■ **Problem description**: Your task is to filter the data below down to the lines holding "grid".

Entries from a visual dataset
--- BEGIN ---

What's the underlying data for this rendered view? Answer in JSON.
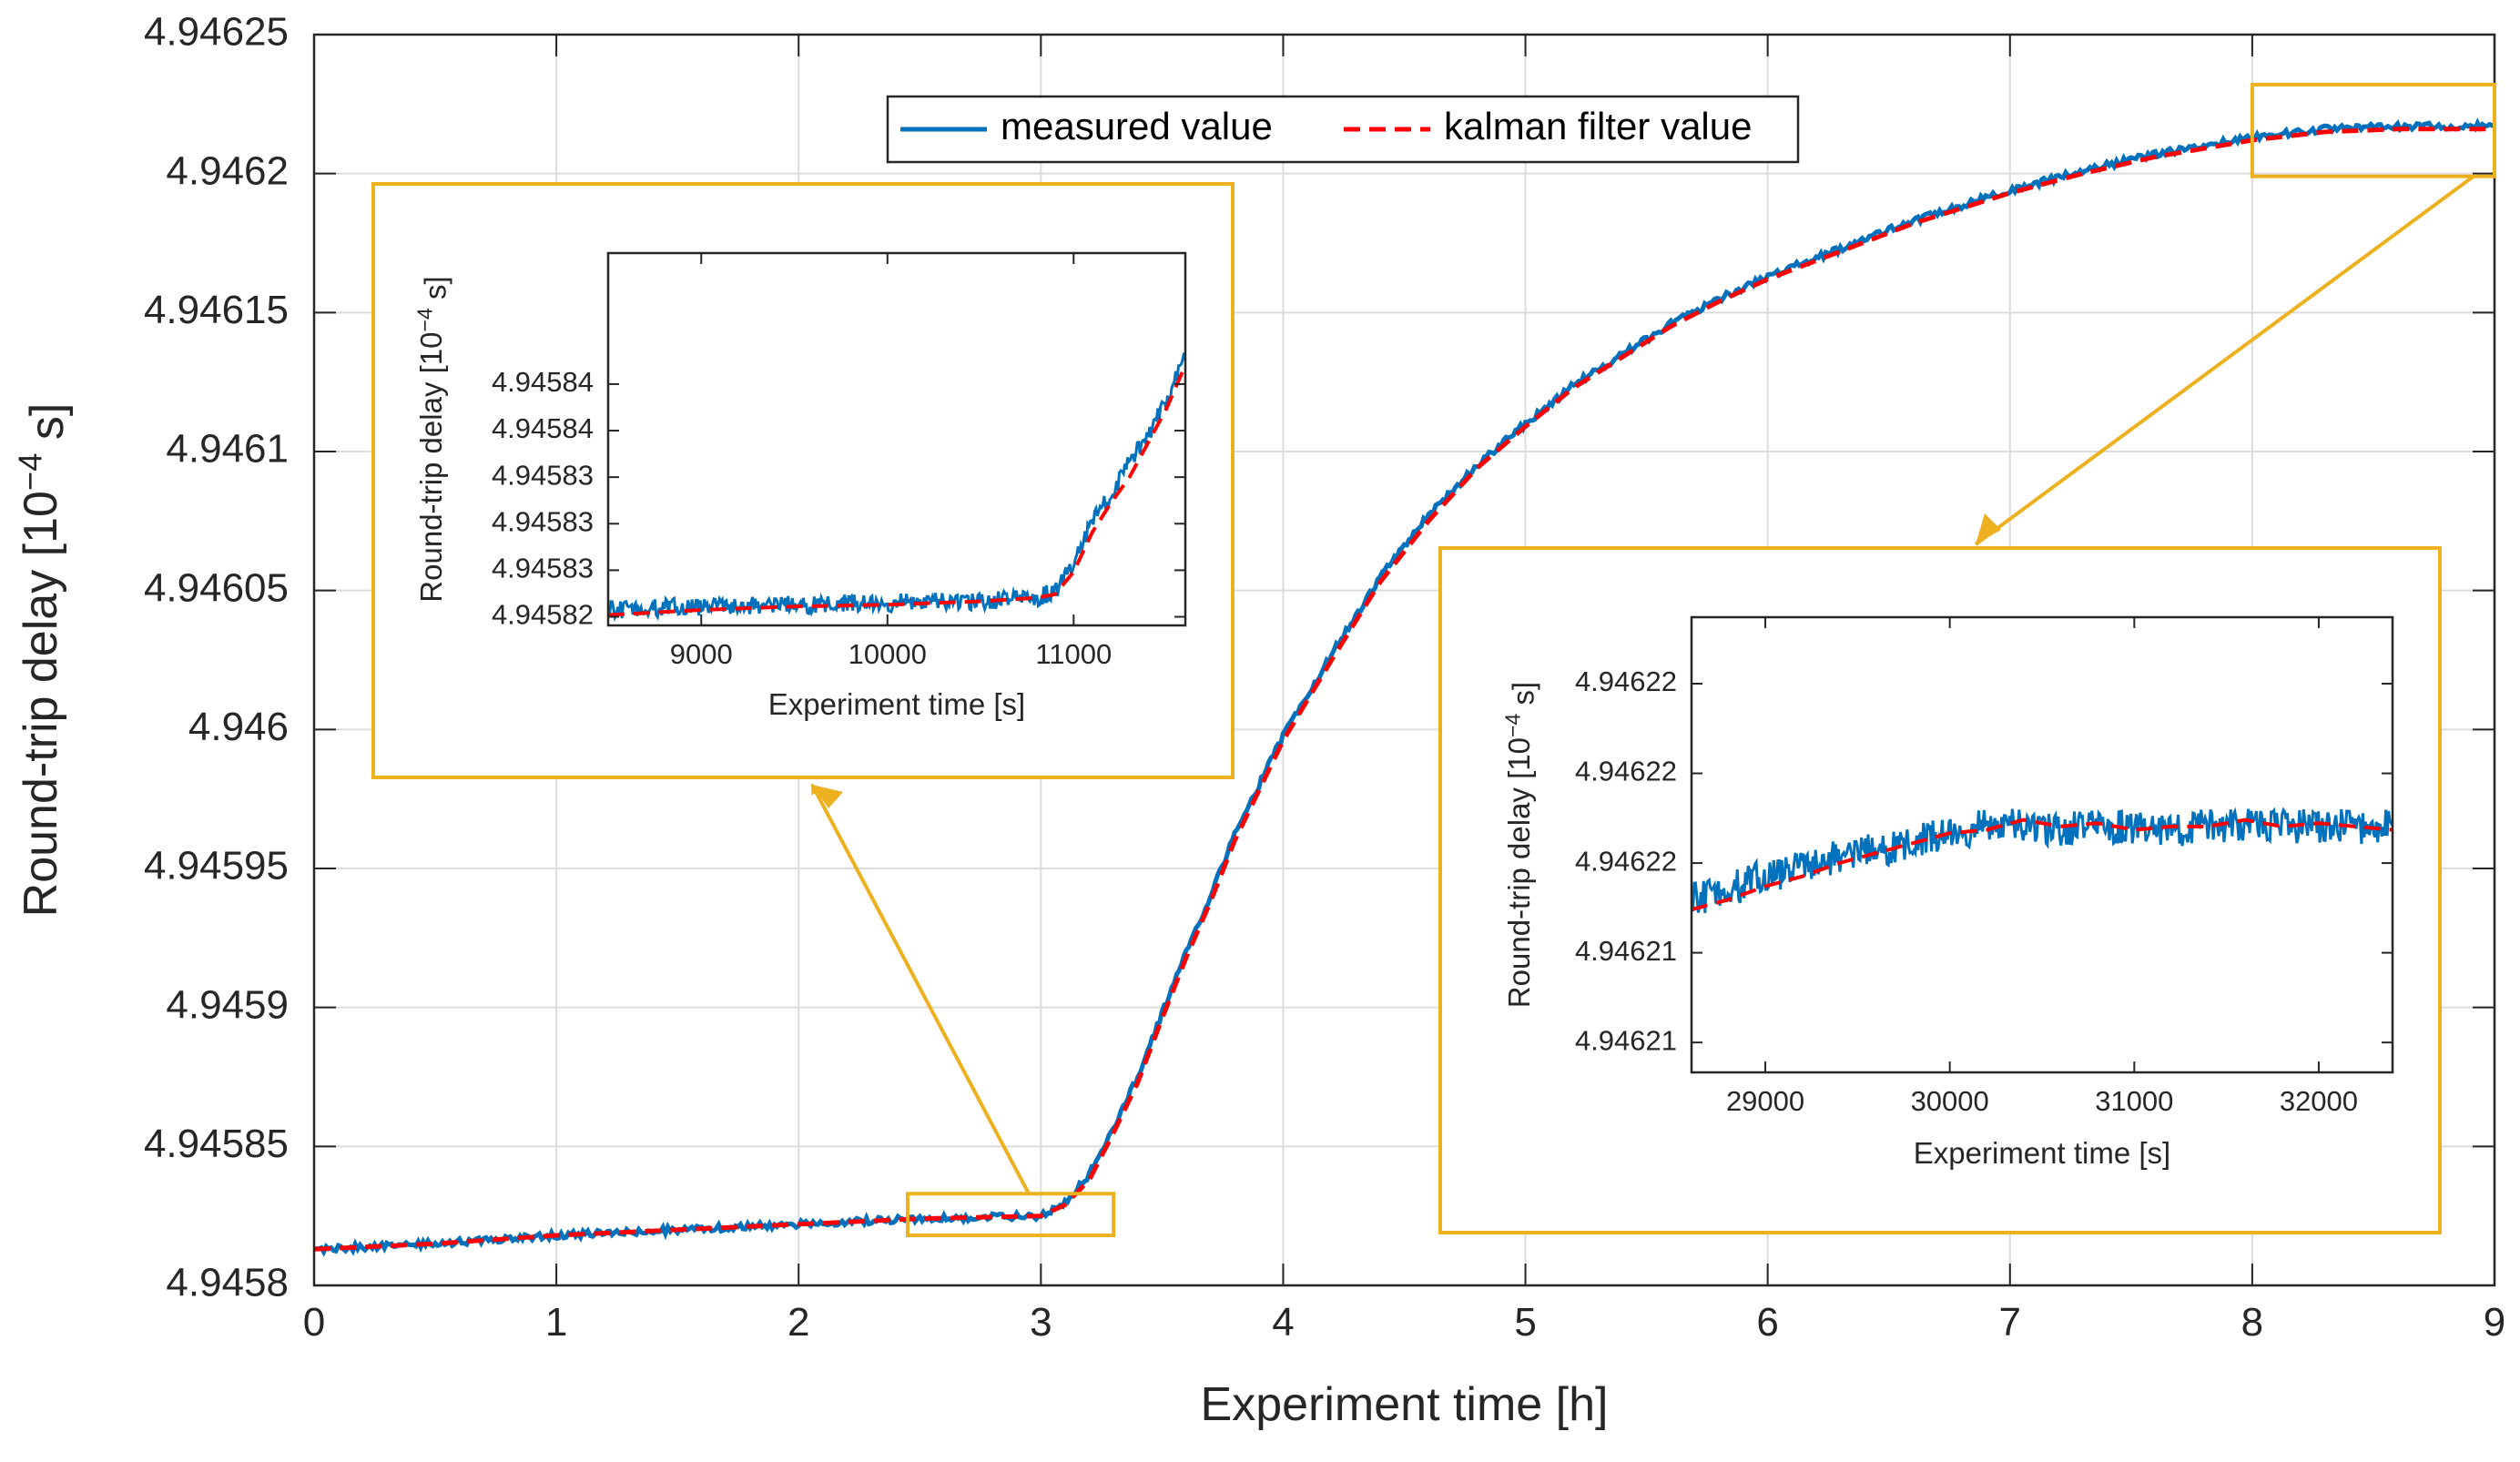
{
  "chart_data": [
    {
      "id": "main",
      "type": "line",
      "xlabel": "Experiment time [h]",
      "ylabel": "Round-trip delay [10",
      "ylabel_exp": "−4",
      "ylabel_unit": " s]",
      "xlim": [
        0,
        9
      ],
      "ylim": [
        4.9458,
        4.94625
      ],
      "xticks": [
        0,
        1,
        2,
        3,
        4,
        5,
        6,
        7,
        8,
        9
      ],
      "xticklabels": [
        "0",
        "1",
        "2",
        "3",
        "4",
        "5",
        "6",
        "7",
        "8",
        "9"
      ],
      "yticks": [
        4.9458,
        4.94585,
        4.9459,
        4.94595,
        4.946,
        4.94605,
        4.9461,
        4.94615,
        4.9462,
        4.94625
      ],
      "yticklabels": [
        "4.9458",
        "4.94585",
        "4.9459",
        "4.94595",
        "4.946",
        "4.94605",
        "4.9461",
        "4.94615",
        "4.9462",
        "4.94625"
      ],
      "grid": true,
      "legend": "top-center",
      "series": [
        {
          "name": "measured value",
          "style": "solid",
          "color": "#0072BD",
          "x": [
            0,
            0.5,
            1,
            1.5,
            2,
            2.5,
            3,
            3.1,
            3.2,
            3.3,
            3.4,
            3.5,
            3.6,
            3.7,
            3.8,
            3.9,
            4,
            4.2,
            4.4,
            4.6,
            4.8,
            5,
            5.2,
            5.4,
            5.6,
            5.8,
            6,
            6.3,
            6.6,
            7,
            7.3,
            7.6,
            8,
            8.3,
            8.6,
            9
          ],
          "y": [
            4.945813,
            4.945815,
            4.945818,
            4.94582,
            4.945822,
            4.945824,
            4.945825,
            4.94583,
            4.94584,
            4.945857,
            4.945875,
            4.945898,
            4.94592,
            4.94594,
            4.945962,
            4.94598,
            4.945998,
            4.946027,
            4.946055,
            4.946077,
            4.946095,
            4.94611,
            4.946124,
            4.946135,
            4.946146,
            4.946155,
            4.946163,
            4.946173,
            4.946183,
            4.946194,
            4.946201,
            4.946207,
            4.946213,
            4.946216,
            4.946217,
            4.946217
          ]
        },
        {
          "name": "kalman filter value",
          "style": "dashed",
          "color": "#FF0000",
          "x": [
            0,
            0.5,
            1,
            1.5,
            2,
            2.5,
            3,
            3.1,
            3.2,
            3.3,
            3.4,
            3.5,
            3.6,
            3.7,
            3.8,
            3.9,
            4,
            4.2,
            4.4,
            4.6,
            4.8,
            5,
            5.2,
            5.4,
            5.6,
            5.8,
            6,
            6.3,
            6.6,
            7,
            7.3,
            7.6,
            8,
            8.3,
            8.6,
            9
          ],
          "y": [
            4.945813,
            4.945815,
            4.945818,
            4.94582,
            4.945822,
            4.945824,
            4.945825,
            4.945829,
            4.945838,
            4.945855,
            4.945873,
            4.945896,
            4.945918,
            4.945938,
            4.94596,
            4.945978,
            4.945996,
            4.946025,
            4.946053,
            4.946075,
            4.946094,
            4.946109,
            4.946123,
            4.946134,
            4.946145,
            4.946154,
            4.946162,
            4.946172,
            4.946182,
            4.946193,
            4.9462,
            4.946206,
            4.946212,
            4.946215,
            4.946216,
            4.946216
          ]
        }
      ],
      "zoom_boxes": [
        {
          "x": [
            2.45,
            3.3
          ],
          "y": [
            4.945818,
            4.945833
          ]
        },
        {
          "x": [
            8.0,
            9.0
          ],
          "y": [
            4.946199,
            4.946232
          ]
        }
      ]
    },
    {
      "id": "inset1",
      "type": "line",
      "xlabel": "Experiment time [s]",
      "ylabel": "Round-trip delay [10",
      "ylabel_exp": "−4",
      "ylabel_unit": " s]",
      "xlim": [
        8500,
        11600
      ],
      "ylim": [
        4.9458244,
        4.945846
      ],
      "xticks": [
        9000,
        10000,
        11000
      ],
      "xticklabels": [
        "9000",
        "10000",
        "11000"
      ],
      "yticks": [
        4.9458249,
        4.9458276,
        4.9458303,
        4.945833,
        4.9458357,
        4.9458384
      ],
      "yticklabels": [
        "4.94582",
        "4.94583",
        "4.94583",
        "4.94583",
        "4.94584",
        "4.94584"
      ],
      "grid": false,
      "series": [
        {
          "name": "measured value",
          "style": "solid",
          "color": "#0072BD",
          "x": [
            8500,
            9000,
            9500,
            10000,
            10500,
            10800,
            10900,
            11000,
            11100,
            11200,
            11300,
            11400,
            11500,
            11600
          ],
          "y": [
            4.9458253,
            4.9458255,
            4.9458256,
            4.9458257,
            4.9458258,
            4.945826,
            4.9458264,
            4.945828,
            4.9458305,
            4.945832,
            4.9458338,
            4.9458355,
            4.9458375,
            4.94584
          ]
        },
        {
          "name": "kalman filter value",
          "style": "dashed",
          "color": "#FF0000",
          "x": [
            8500,
            9000,
            9500,
            10000,
            10500,
            10800,
            10900,
            11000,
            11100,
            11200,
            11300,
            11400,
            11500,
            11600
          ],
          "y": [
            4.945825,
            4.9458253,
            4.9458255,
            4.9458256,
            4.9458258,
            4.945826,
            4.9458262,
            4.9458275,
            4.9458298,
            4.9458315,
            4.945833,
            4.945835,
            4.945837,
            4.9458395
          ]
        }
      ]
    },
    {
      "id": "inset2",
      "type": "line",
      "xlabel": "Experiment time [s]",
      "ylabel": "Round-trip delay [10",
      "ylabel_exp": "−4",
      "ylabel_unit": " s]",
      "xlim": [
        28600,
        32400
      ],
      "ylim": [
        4.9462103,
        4.946224
      ],
      "xticks": [
        29000,
        30000,
        31000,
        32000
      ],
      "xticklabels": [
        "29000",
        "30000",
        "31000",
        "32000"
      ],
      "yticks": [
        4.9462112,
        4.9462139,
        4.9462166,
        4.9462193,
        4.946222
      ],
      "yticklabels": [
        "4.94621",
        "4.94621",
        "4.94622",
        "4.94622",
        "4.94622"
      ],
      "grid": false,
      "series": [
        {
          "name": "measured value",
          "style": "solid",
          "color": "#0072BD",
          "x": [
            28600,
            28800,
            29000,
            29200,
            29400,
            29600,
            29800,
            30000,
            30200,
            30400,
            30600,
            30800,
            31000,
            31200,
            31400,
            31600,
            31800,
            32000,
            32200,
            32400
          ],
          "y": [
            4.9462155,
            4.9462158,
            4.9462162,
            4.9462165,
            4.9462168,
            4.946217,
            4.9462172,
            4.9462175,
            4.9462177,
            4.9462177,
            4.9462176,
            4.9462177,
            4.9462177,
            4.9462176,
            4.9462177,
            4.9462178,
            4.9462177,
            4.9462177,
            4.9462177,
            4.9462177
          ]
        },
        {
          "name": "kalman filter value",
          "style": "dashed",
          "color": "#FF0000",
          "x": [
            28600,
            28800,
            29000,
            29200,
            29400,
            29600,
            29800,
            30000,
            30200,
            30400,
            30600,
            30800,
            31000,
            31200,
            31400,
            31600,
            31800,
            32000,
            32200,
            32400
          ],
          "y": [
            4.9462152,
            4.9462155,
            4.9462159,
            4.9462162,
            4.9462166,
            4.9462169,
            4.9462172,
            4.9462175,
            4.9462176,
            4.9462179,
            4.9462177,
            4.9462178,
            4.9462176,
            4.9462177,
            4.9462177,
            4.9462179,
            4.9462177,
            4.9462178,
            4.9462177,
            4.9462176
          ]
        }
      ]
    }
  ],
  "legend": {
    "items": [
      {
        "label": "measured value",
        "color": "#0072BD",
        "style": "solid"
      },
      {
        "label": "kalman filter value",
        "color": "#FF0000",
        "style": "dashed"
      }
    ]
  },
  "colors": {
    "zoom_box": "#EDB120",
    "grid": "#DCDCDC",
    "axis": "#262626"
  }
}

--- END ---

■ **Exercise result**:
      "grid": true,
      "grid": false,
      "grid": false,
    "grid": "#DCDCDC",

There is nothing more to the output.